**EXERCISE OBJECTIVE**
Please copy all the lines that follow, word for word.
--- Start of STORED ROWS ---
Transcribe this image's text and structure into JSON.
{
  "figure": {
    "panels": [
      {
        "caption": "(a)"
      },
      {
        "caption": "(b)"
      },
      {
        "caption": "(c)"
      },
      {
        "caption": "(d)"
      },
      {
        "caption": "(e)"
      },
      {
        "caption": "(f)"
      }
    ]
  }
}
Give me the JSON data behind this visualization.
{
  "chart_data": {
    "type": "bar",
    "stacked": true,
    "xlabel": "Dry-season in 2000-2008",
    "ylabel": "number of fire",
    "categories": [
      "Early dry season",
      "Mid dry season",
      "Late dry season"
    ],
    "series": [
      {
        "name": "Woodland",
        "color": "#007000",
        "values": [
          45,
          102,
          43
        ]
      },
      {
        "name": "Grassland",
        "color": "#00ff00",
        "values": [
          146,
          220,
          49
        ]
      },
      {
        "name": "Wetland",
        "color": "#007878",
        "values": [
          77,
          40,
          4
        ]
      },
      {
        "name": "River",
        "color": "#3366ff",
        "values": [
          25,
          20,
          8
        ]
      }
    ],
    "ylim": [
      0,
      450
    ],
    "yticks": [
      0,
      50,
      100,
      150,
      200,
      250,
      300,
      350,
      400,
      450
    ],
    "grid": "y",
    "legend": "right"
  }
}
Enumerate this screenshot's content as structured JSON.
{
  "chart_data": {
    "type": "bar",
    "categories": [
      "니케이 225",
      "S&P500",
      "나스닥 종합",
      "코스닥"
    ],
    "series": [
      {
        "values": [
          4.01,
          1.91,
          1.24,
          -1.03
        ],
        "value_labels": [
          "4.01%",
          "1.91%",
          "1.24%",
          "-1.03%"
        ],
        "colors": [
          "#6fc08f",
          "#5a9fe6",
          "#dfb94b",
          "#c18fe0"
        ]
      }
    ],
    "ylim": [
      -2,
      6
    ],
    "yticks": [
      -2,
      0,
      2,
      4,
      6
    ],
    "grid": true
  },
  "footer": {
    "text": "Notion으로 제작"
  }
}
--- End of STORED ROWS ---
**OUTPUT OF THE EXERCISE**
Transcribe this image's text and structure into JSON.
{
  "figure": {
    "panels": [
      {
        "caption": "(a)"
      },
      {
        "caption": "(b)"
      },
      {
        "caption": "(c)"
      },
      {
        "caption": "(d)"
      },
      {
        "caption": "(e)"
      },
      {
        "caption": "(f)"
      }
    ]
  }
}
Give me the JSON data behind this visualization.
{
  "chart_data": {
    "type": "bar",
    "stacked": true,
    "xlabel": "Dry-season in 2000-2008",
    "ylabel": "number of fire",
    "categories": [
      "Early dry season",
      "Mid dry season",
      "Late dry season"
    ],
    "series": [
      {
        "name": "Woodland",
        "color": "#007000",
        "values": [
          45,
          102,
          43
        ]
      },
      {
        "name": "Grassland",
        "color": "#00ff00",
        "values": [
          146,
          220,
          49
        ]
      },
      {
        "name": "Wetland",
        "color": "#007878",
        "values": [
          77,
          40,
          4
        ]
      },
      {
        "name": "River",
        "color": "#3366ff",
        "values": [
          25,
          20,
          8
        ]
      }
    ],
    "ylim": [
      0,
      450
    ],
    "yticks": [
      0,
      50,
      100,
      150,
      200,
      250,
      300,
      350,
      400,
      450
    ],
    "grid": "y",
    "legend": "right"
  }
}
Enumerate this screenshot's content as structured JSON.
{
  "chart_data": {
    "type": "bar",
    "categories": [
      "니케이 225",
      "S&P500",
      "나스닥 종합",
      "코스닥"
    ],
    "series": [
      {
        "values": [
          4.01,
          1.91,
          1.24,
          -1.03
        ],
        "value_labels": [
          "4.01%",
          "1.91%",
          "1.24%",
          "-1.03%"
        ],
        "colors": [
          "#6fc08f",
          "#5a9fe6",
          "#dfb94b",
          "#c18fe0"
        ]
      }
    ],
    "ylim": [
      -2,
      6
    ],
    "yticks": [
      -2,
      0,
      2,
      4,
      6
    ],
    "grid": true
  },
  "footer": {
    "text": "Notion으로 제작"
  }
}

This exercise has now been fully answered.